-- start of Raw data --

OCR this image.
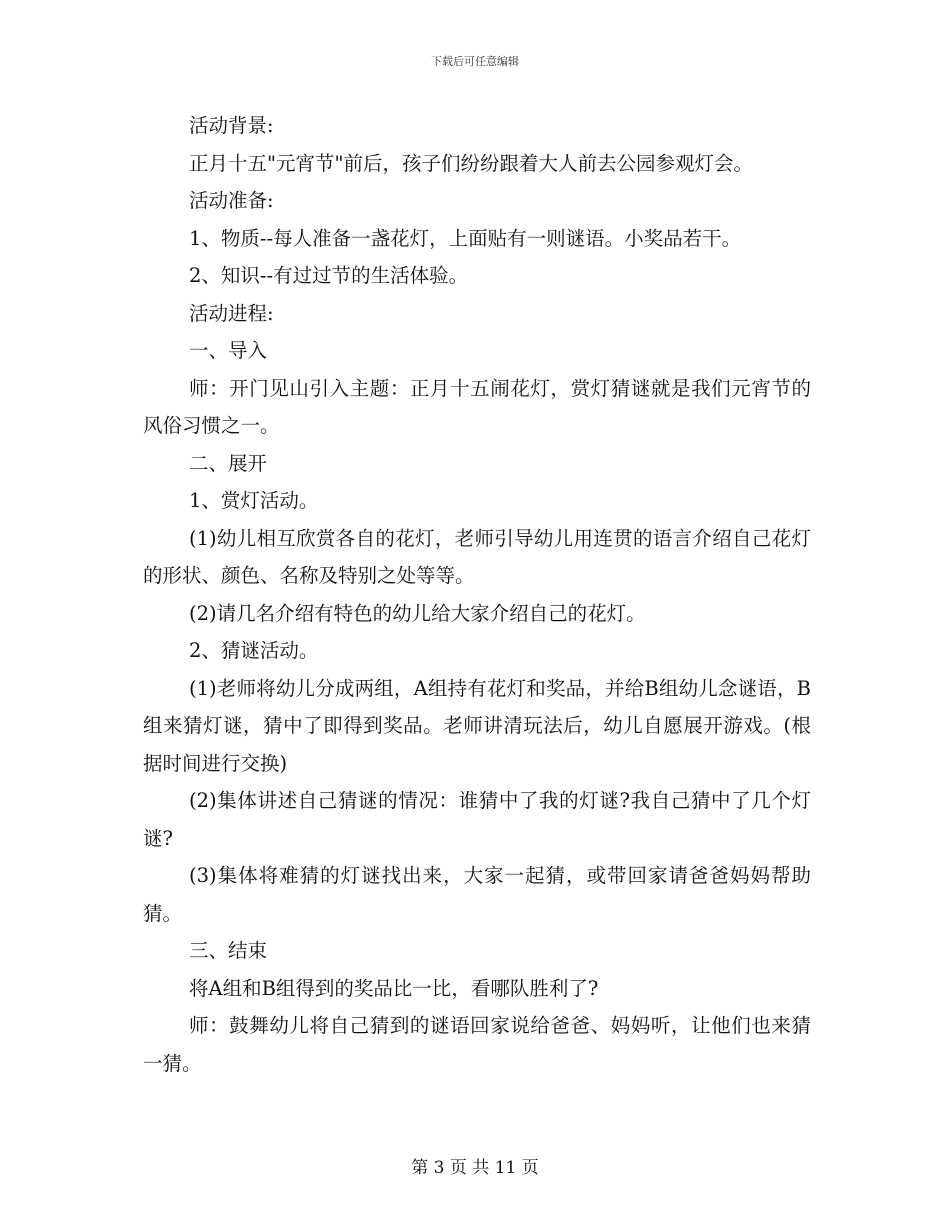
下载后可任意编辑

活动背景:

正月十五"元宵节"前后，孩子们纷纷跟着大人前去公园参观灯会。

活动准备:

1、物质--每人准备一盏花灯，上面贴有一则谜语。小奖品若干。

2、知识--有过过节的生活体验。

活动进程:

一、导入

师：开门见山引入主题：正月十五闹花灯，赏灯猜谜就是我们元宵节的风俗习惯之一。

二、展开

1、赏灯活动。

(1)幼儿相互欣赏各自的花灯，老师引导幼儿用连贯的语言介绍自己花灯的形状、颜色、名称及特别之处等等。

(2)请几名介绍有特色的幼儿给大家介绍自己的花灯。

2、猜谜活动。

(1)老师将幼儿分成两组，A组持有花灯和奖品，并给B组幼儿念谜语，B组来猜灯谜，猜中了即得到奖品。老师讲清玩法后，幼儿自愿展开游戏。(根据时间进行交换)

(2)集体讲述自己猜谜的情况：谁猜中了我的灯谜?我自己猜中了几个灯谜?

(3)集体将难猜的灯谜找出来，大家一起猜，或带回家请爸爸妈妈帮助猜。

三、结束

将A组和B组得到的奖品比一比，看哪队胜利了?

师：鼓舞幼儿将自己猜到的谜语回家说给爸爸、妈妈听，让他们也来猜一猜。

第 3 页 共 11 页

-- end of Raw data --

» **Given exercise**
Skip the pictures and print each record exactly as it stands.

» **Exercise solution**
OCR this image.
下载后可任意编辑

活动背景:

正月十五"元宵节"前后，孩子们纷纷跟着大人前去公园参观灯会。

活动准备:

1、物质--每人准备一盏花灯，上面贴有一则谜语。小奖品若干。

2、知识--有过过节的生活体验。

活动进程:

一、导入

师：开门见山引入主题：正月十五闹花灯，赏灯猜谜就是我们元宵节的风俗习惯之一。

二、展开

1、赏灯活动。

(1)幼儿相互欣赏各自的花灯，老师引导幼儿用连贯的语言介绍自己花灯的形状、颜色、名称及特别之处等等。

(2)请几名介绍有特色的幼儿给大家介绍自己的花灯。

2、猜谜活动。

(1)老师将幼儿分成两组，A组持有花灯和奖品，并给B组幼儿念谜语，B组来猜灯谜，猜中了即得到奖品。老师讲清玩法后，幼儿自愿展开游戏。(根据时间进行交换)

(2)集体讲述自己猜谜的情况：谁猜中了我的灯谜?我自己猜中了几个灯谜?

(3)集体将难猜的灯谜找出来，大家一起猜，或带回家请爸爸妈妈帮助猜。

三、结束

将A组和B组得到的奖品比一比，看哪队胜利了?

师：鼓舞幼儿将自己猜到的谜语回家说给爸爸、妈妈听，让他们也来猜一猜。

第 3 页 共 11 页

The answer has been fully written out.